* _PROBLEM REQUIREMENTS_: Set down each line of the material that follows, exactly, with no pictures.

— START DATASET —

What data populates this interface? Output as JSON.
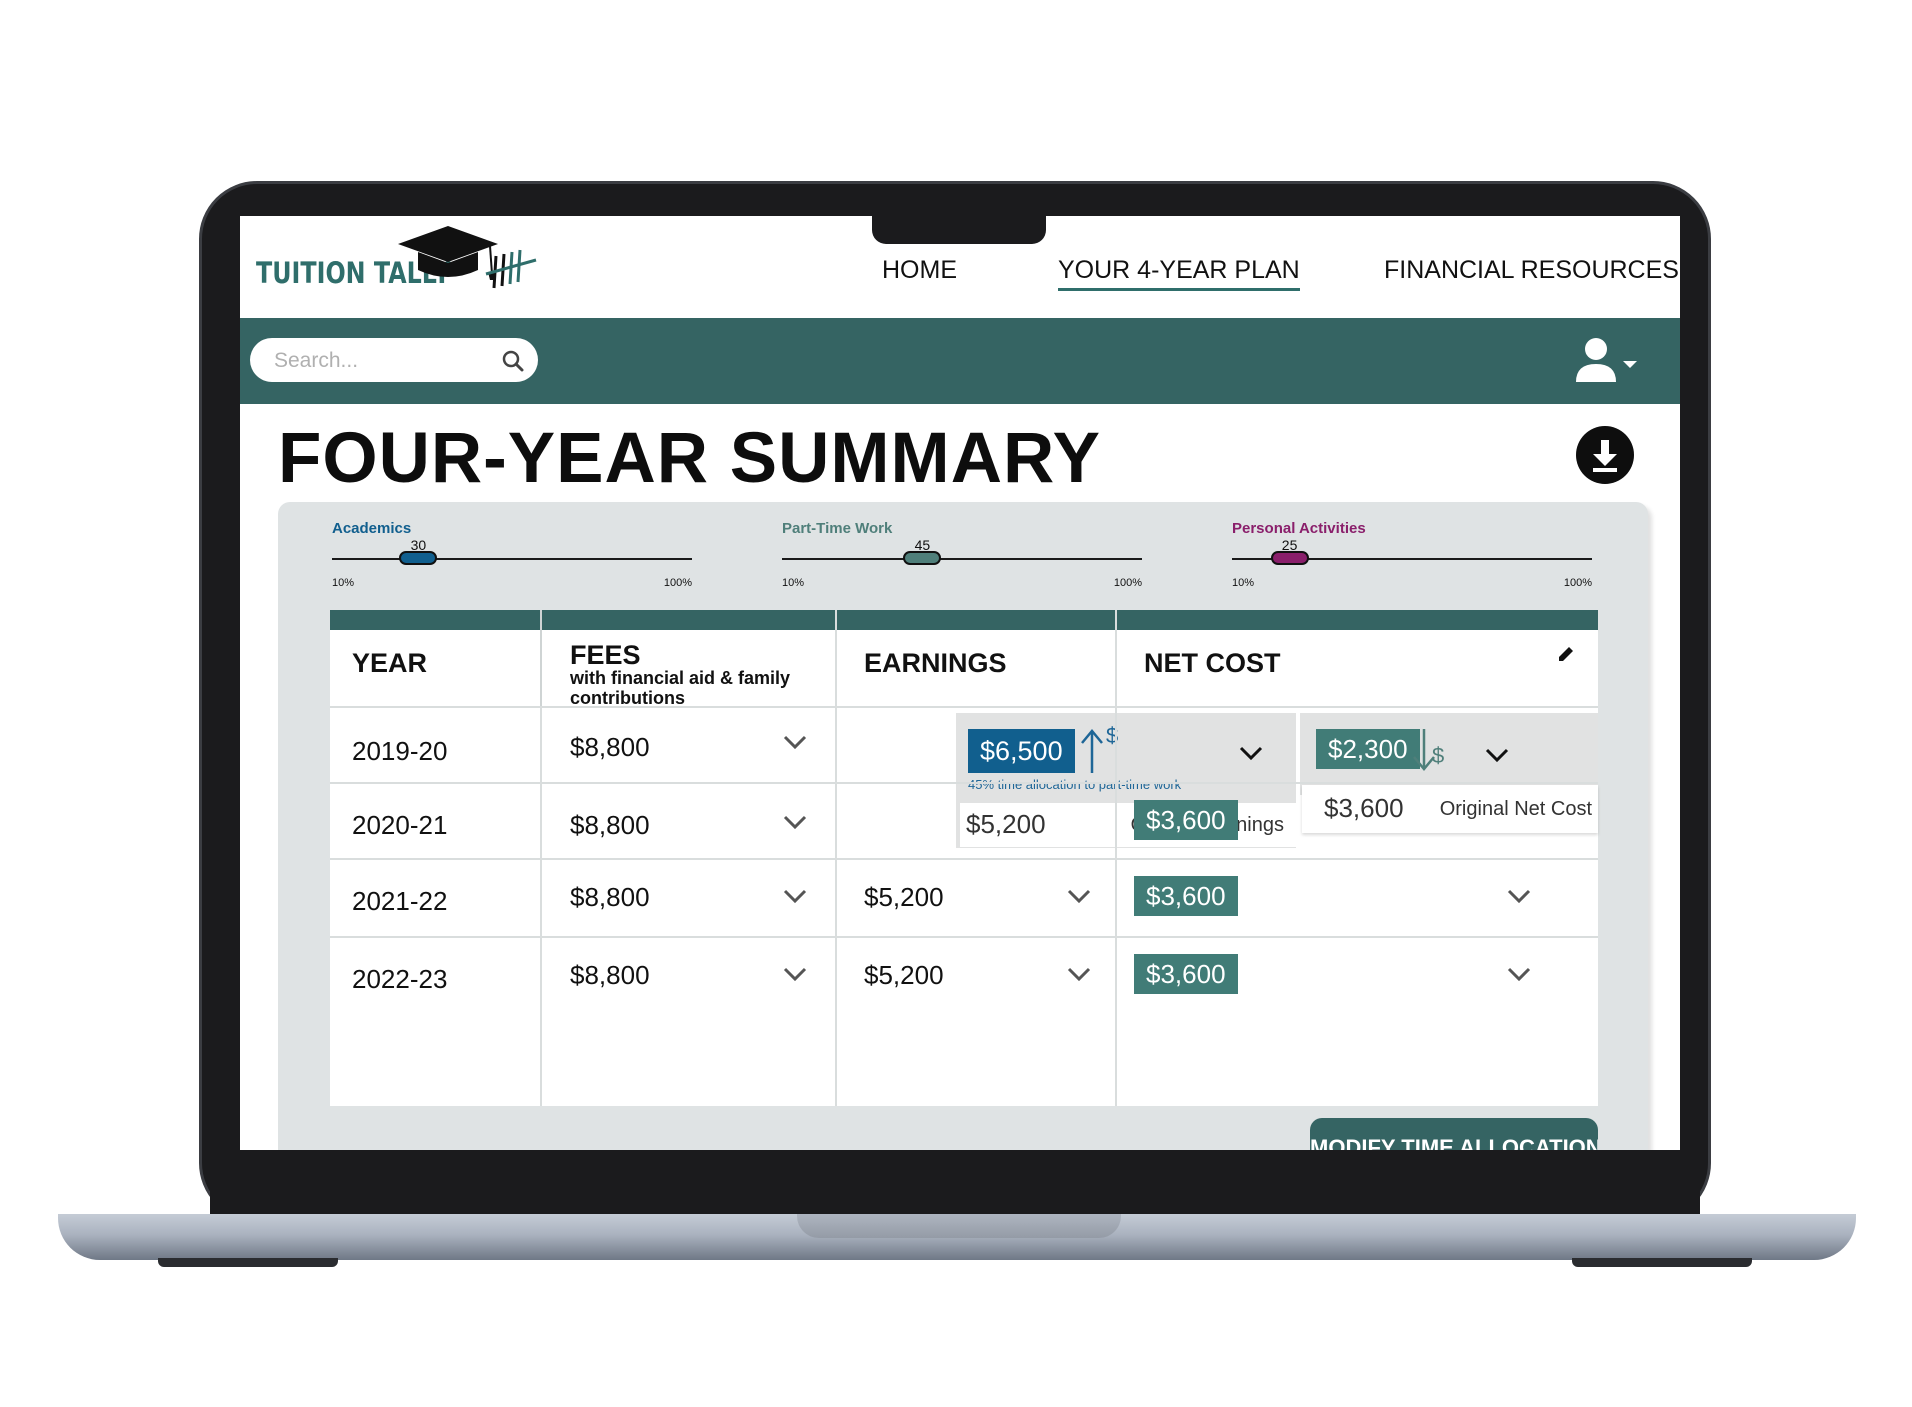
{
  "brand": {
    "name": "TUITION TALLY",
    "logo_icon": "graduation-cap-tally-icon"
  },
  "nav": {
    "items": [
      {
        "label": "HOME"
      },
      {
        "label": "YOUR 4-YEAR PLAN"
      },
      {
        "label": "FINANCIAL RESOURCES"
      }
    ],
    "active": "YOUR 4-YEAR PLAN"
  },
  "search": {
    "placeholder": "Search...",
    "value": ""
  },
  "page": {
    "title": "FOUR-YEAR SUMMARY"
  },
  "colors": {
    "brand_teal": "#356463",
    "academics": "#115f8e",
    "part_time_work": "#4f7f7a",
    "personal_activities": "#8a1f6b",
    "net_badge": "#417c77"
  },
  "sliders": [
    {
      "label": "Academics",
      "value": 30,
      "min_label": "10%",
      "max_label": "100%",
      "level_fraction": 0.24,
      "color": "#115f8e"
    },
    {
      "label": "Part-Time Work",
      "value": 45,
      "min_label": "10%",
      "max_label": "100%",
      "level_fraction": 0.39,
      "color": "#4f7f7a"
    },
    {
      "label": "Personal Activities",
      "value": 25,
      "min_label": "10%",
      "max_label": "100%",
      "level_fraction": 0.16,
      "color": "#8a1f6b"
    }
  ],
  "table": {
    "headers": {
      "year": "YEAR",
      "fees": "FEES",
      "fees_sub": "with financial aid & family contributions",
      "earnings": "EARNINGS",
      "net_cost": "NET COST"
    },
    "rows": [
      {
        "year": "2019-20",
        "fees": "$8,800",
        "earnings": "$6,500",
        "net_cost": "$2,300"
      },
      {
        "year": "2020-21",
        "fees": "$8,800",
        "earnings": "",
        "net_cost": "$3,600"
      },
      {
        "year": "2021-22",
        "fees": "$8,800",
        "earnings": "$5,200",
        "net_cost": "$3,600"
      },
      {
        "year": "2022-23",
        "fees": "$8,800",
        "earnings": "$5,200",
        "net_cost": "$3,600"
      }
    ],
    "earnings_detail": {
      "note": "45% time allocation to part-time work",
      "original_value": "$5,200",
      "original_label": "Original Earnings",
      "indicator": "$"
    },
    "net_detail": {
      "original_value": "$3,600",
      "original_label": "Original Net Cost",
      "indicator": "$"
    }
  },
  "buttons": {
    "modify": "MODIFY TIME ALLOCATION"
  }
}
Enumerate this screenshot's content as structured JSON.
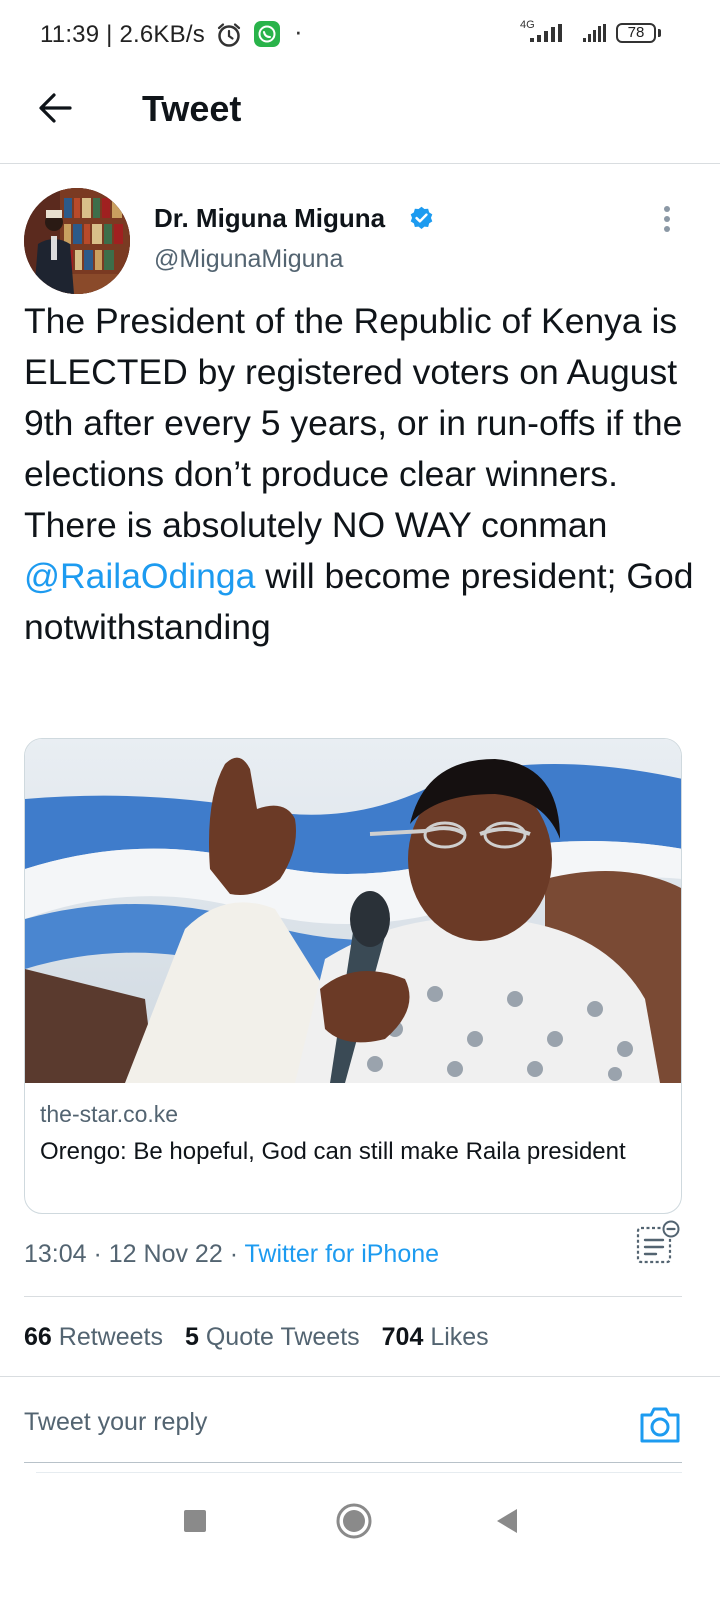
{
  "status_bar": {
    "text": "11:39 | 2.6KB/s",
    "network": "4G",
    "battery": "78"
  },
  "header": {
    "title": "Tweet"
  },
  "author": {
    "name": "Dr. Miguna Miguna",
    "handle": "@MigunaMiguna",
    "verified": true
  },
  "tweet": {
    "text_before": "The President of the Republic of Kenya is ELECTED by registered voters on August 9th after every 5 years, or in run-offs if the elections don’t produce clear winners. There is absolutely NO WAY conman ",
    "mention": "@RailaOdinga",
    "text_after": " will become president; God notwithstanding"
  },
  "card": {
    "domain": "the-star.co.ke",
    "title": "Orengo: Be hopeful, God can still make Raila president"
  },
  "meta": {
    "time": "13:04 · 12 Nov 22 · ",
    "source": "Twitter for iPhone"
  },
  "stats": {
    "retweets_count": "66",
    "retweets_label": "Retweets",
    "quotes_count": "5",
    "quotes_label": "Quote Tweets",
    "likes_count": "704",
    "likes_label": "Likes"
  },
  "reply": {
    "placeholder": "Tweet your reply"
  },
  "colors": {
    "accent": "#1d9bf0",
    "secondary_text": "#536471",
    "primary_text": "#0f1419"
  }
}
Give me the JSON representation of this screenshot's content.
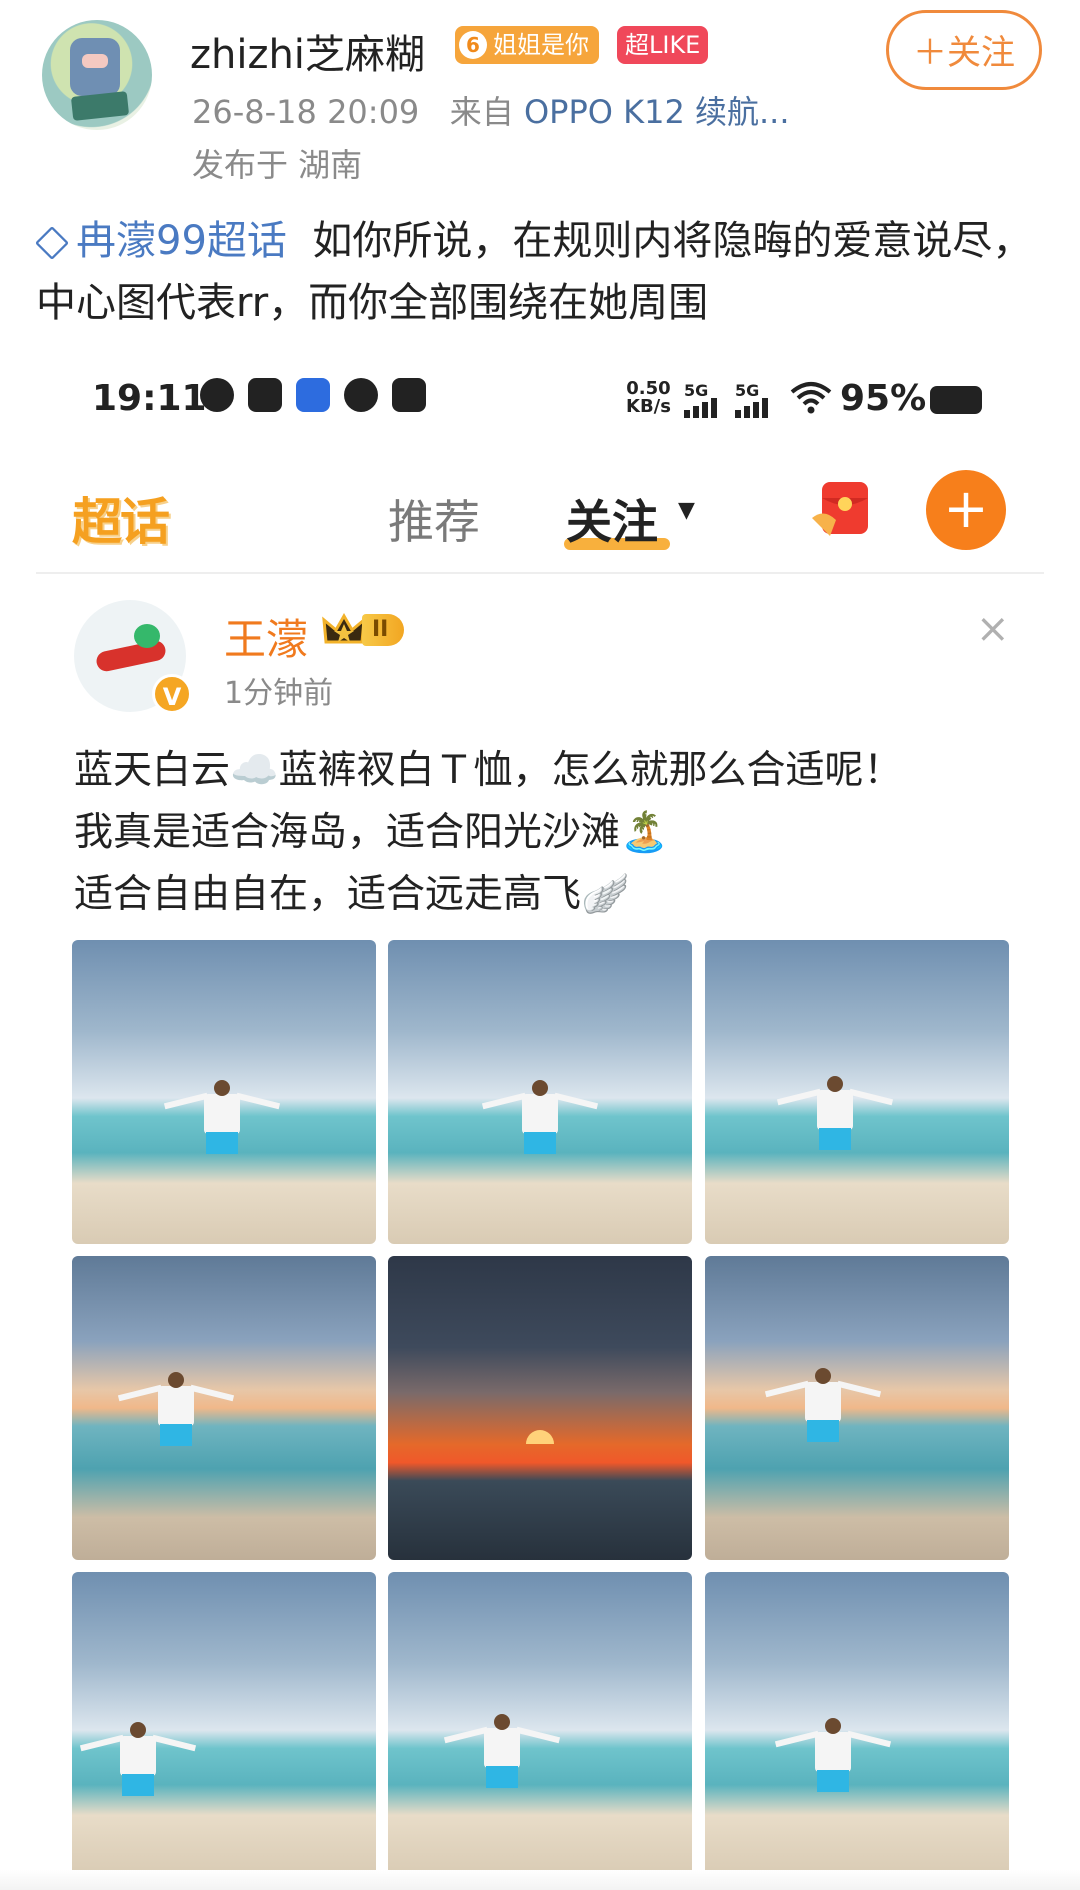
{
  "outer_post": {
    "username": "zhizhi芝麻糊",
    "level_badge": {
      "level": "6",
      "label": "姐姐是你"
    },
    "like_badge": "超LIKE",
    "follow_button": "＋关注",
    "timestamp": "26-8-18 20:09",
    "source_prefix": "来自",
    "source_device": "OPPO K12 续航...",
    "location": "发布于 湖南",
    "topic_link": "冉濛99超话",
    "text": "如你所说，在规则内将隐晦的爱意说尽，中心图代表rr，而你全部围绕在她周围"
  },
  "status_bar": {
    "time": "19:11",
    "net_speed_value": "0.50",
    "net_speed_unit": "KB/s",
    "sim1": "5G",
    "sim2": "5G",
    "battery": "95%",
    "app_icons": [
      "weibo-icon",
      "fishing-icon",
      "app-icon",
      "tiktok-icon",
      "bili-icon"
    ]
  },
  "nav": {
    "logo": "超话",
    "tab_recommend": "推荐",
    "tab_follow": "关注",
    "accent_color": "#f7a21b"
  },
  "inner_post": {
    "name": "王濛",
    "level": "II",
    "time": "1分钟前",
    "verified_mark": "V",
    "close_icon": "×",
    "lines": [
      "蓝天白云☁️蓝裤衩白Ｔ恤，怎么就那么合适呢！",
      "我真是适合海岛，适合阳光沙滩🏝️",
      "适合自由自在，适合远走高飞🪽"
    ]
  },
  "photos": [
    {
      "scene": "beach-day"
    },
    {
      "scene": "beach-day"
    },
    {
      "scene": "beach-day"
    },
    {
      "scene": "beach-dusk"
    },
    {
      "scene": "sunset"
    },
    {
      "scene": "beach-dusk"
    },
    {
      "scene": "beach-day"
    },
    {
      "scene": "beach-day"
    },
    {
      "scene": "beach-day"
    }
  ]
}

— END DATASET —

* _EXERCISE RESULT_:
What data populates this interface? Output as JSON.
{
  "brand": {
    "name": "TUITION TALLY",
    "logo_icon": "graduation-cap-tally-icon"
  },
  "nav": {
    "items": [
      {
        "label": "HOME"
      },
      {
        "label": "YOUR 4-YEAR PLAN"
      },
      {
        "label": "FINANCIAL RESOURCES"
      }
    ],
    "active": "YOUR 4-YEAR PLAN"
  },
  "search": {
    "placeholder": "Search...",
    "value": ""
  },
  "page": {
    "title": "FOUR-YEAR SUMMARY"
  },
  "colors": {
    "brand_teal": "#356463",
    "academics": "#115f8e",
    "part_time_work": "#4f7f7a",
    "personal_activities": "#8a1f6b",
    "net_badge": "#417c77"
  },
  "sliders": [
    {
      "label": "Academics",
      "value": 30,
      "min_label": "10%",
      "max_label": "100%",
      "level_fraction": 0.24,
      "color": "#115f8e"
    },
    {
      "label": "Part-Time Work",
      "value": 45,
      "min_label": "10%",
      "max_label": "100%",
      "level_fraction": 0.39,
      "color": "#4f7f7a"
    },
    {
      "label": "Personal Activities",
      "value": 25,
      "min_label": "10%",
      "max_label": "100%",
      "level_fraction": 0.16,
      "color": "#8a1f6b"
    }
  ],
  "table": {
    "headers": {
      "year": "YEAR",
      "fees": "FEES",
      "fees_sub": "with financial aid & family contributions",
      "earnings": "EARNINGS",
      "net_cost": "NET COST"
    },
    "rows": [
      {
        "year": "2019-20",
        "fees": "$8,800",
        "earnings": "$6,500",
        "net_cost": "$2,300"
      },
      {
        "year": "2020-21",
        "fees": "$8,800",
        "earnings": "",
        "net_cost": "$3,600"
      },
      {
        "year": "2021-22",
        "fees": "$8,800",
        "earnings": "$5,200",
        "net_cost": "$3,600"
      },
      {
        "year": "2022-23",
        "fees": "$8,800",
        "earnings": "$5,200",
        "net_cost": "$3,600"
      }
    ],
    "earnings_detail": {
      "note": "45% time allocation to part-time work",
      "original_value": "$5,200",
      "original_label": "Original Earnings",
      "indicator": "$"
    },
    "net_detail": {
      "original_value": "$3,600",
      "original_label": "Original Net Cost",
      "indicator": "$"
    }
  },
  "buttons": {
    "modify": "MODIFY TIME ALLOCATION"
  }
}
Enumerate this screenshot's content as structured JSON.
{
  "status_bar": {
    "text": "11:39 | 2.6KB/s",
    "network": "4G",
    "battery": "78"
  },
  "header": {
    "title": "Tweet"
  },
  "author": {
    "name": "Dr. Miguna Miguna",
    "handle": "@MigunaMiguna",
    "verified": true
  },
  "tweet": {
    "text_before": "The President of the Republic of Kenya is ELECTED by registered voters on August 9th after every 5 years, or in run-offs if the elections don’t produce clear winners. There is absolutely NO WAY conman ",
    "mention": "@RailaOdinga",
    "text_after": " will become president; God notwithstanding"
  },
  "card": {
    "domain": "the-star.co.ke",
    "title": "Orengo: Be hopeful, God can still make Raila president"
  },
  "meta": {
    "time": "13:04 · 12 Nov 22 · ",
    "source": "Twitter for iPhone"
  },
  "stats": {
    "retweets_count": "66",
    "retweets_label": "Retweets",
    "quotes_count": "5",
    "quotes_label": "Quote Tweets",
    "likes_count": "704",
    "likes_label": "Likes"
  },
  "reply": {
    "placeholder": "Tweet your reply"
  },
  "colors": {
    "accent": "#1d9bf0",
    "secondary_text": "#536471",
    "primary_text": "#0f1419"
  }
}
Give me the JSON representation of this screenshot's content.
{
  "outer_post": {
    "username": "zhizhi芝麻糊",
    "level_badge": {
      "level": "6",
      "label": "姐姐是你"
    },
    "like_badge": "超LIKE",
    "follow_button": "＋关注",
    "timestamp": "26-8-18 20:09",
    "source_prefix": "来自",
    "source_device": "OPPO K12 续航...",
    "location": "发布于 湖南",
    "topic_link": "冉濛99超话",
    "text": "如你所说，在规则内将隐晦的爱意说尽，中心图代表rr，而你全部围绕在她周围"
  },
  "status_bar": {
    "time": "19:11",
    "net_speed_value": "0.50",
    "net_speed_unit": "KB/s",
    "sim1": "5G",
    "sim2": "5G",
    "battery": "95%",
    "app_icons": [
      "weibo-icon",
      "fishing-icon",
      "app-icon",
      "tiktok-icon",
      "bili-icon"
    ]
  },
  "nav": {
    "logo": "超话",
    "tab_recommend": "推荐",
    "tab_follow": "关注",
    "accent_color": "#f7a21b"
  },
  "inner_post": {
    "name": "王濛",
    "level": "II",
    "time": "1分钟前",
    "verified_mark": "V",
    "close_icon": "×",
    "lines": [
      "蓝天白云☁️蓝裤衩白Ｔ恤，怎么就那么合适呢！",
      "我真是适合海岛，适合阳光沙滩🏝️",
      "适合自由自在，适合远走高飞🪽"
    ]
  },
  "photos": [
    {
      "scene": "beach-day"
    },
    {
      "scene": "beach-day"
    },
    {
      "scene": "beach-day"
    },
    {
      "scene": "beach-dusk"
    },
    {
      "scene": "sunset"
    },
    {
      "scene": "beach-dusk"
    },
    {
      "scene": "beach-day"
    },
    {
      "scene": "beach-day"
    },
    {
      "scene": "beach-day"
    }
  ]
}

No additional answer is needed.